Exercise input:
++++++++++
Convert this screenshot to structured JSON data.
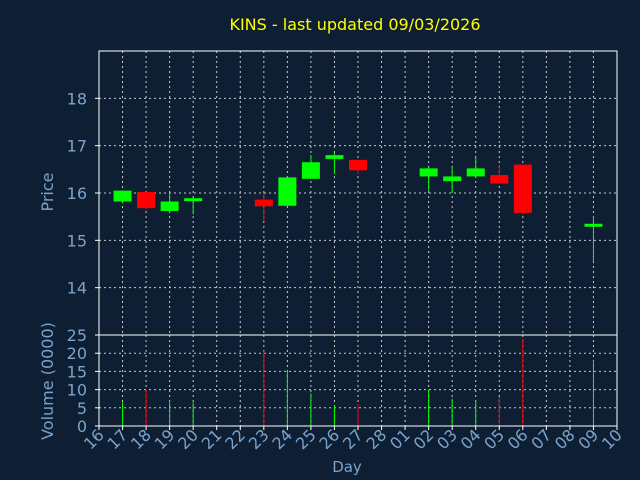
++++++++++
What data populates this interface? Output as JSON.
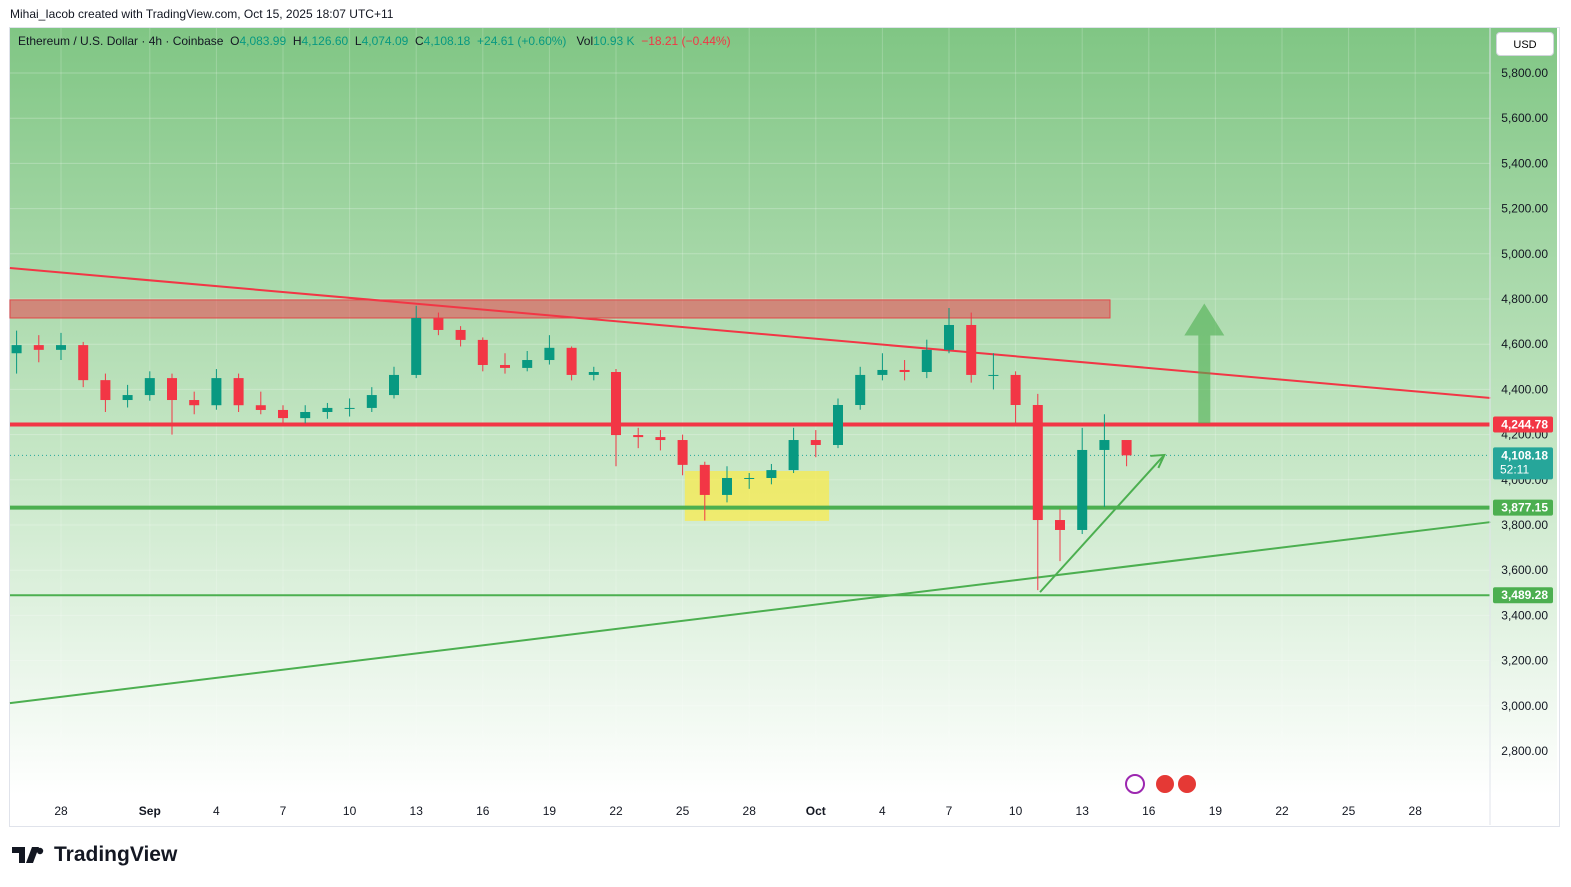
++++++++++
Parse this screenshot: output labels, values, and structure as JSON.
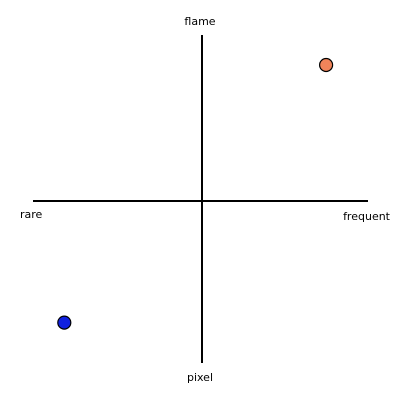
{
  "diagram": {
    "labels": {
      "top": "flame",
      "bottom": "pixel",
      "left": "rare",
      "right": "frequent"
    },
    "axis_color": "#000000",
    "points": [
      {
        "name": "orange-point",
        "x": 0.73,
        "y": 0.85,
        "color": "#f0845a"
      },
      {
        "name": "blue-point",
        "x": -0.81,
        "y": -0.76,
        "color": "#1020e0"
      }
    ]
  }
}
++++++++++
Say how many lines contain the string "data", giving nothing but the count.

2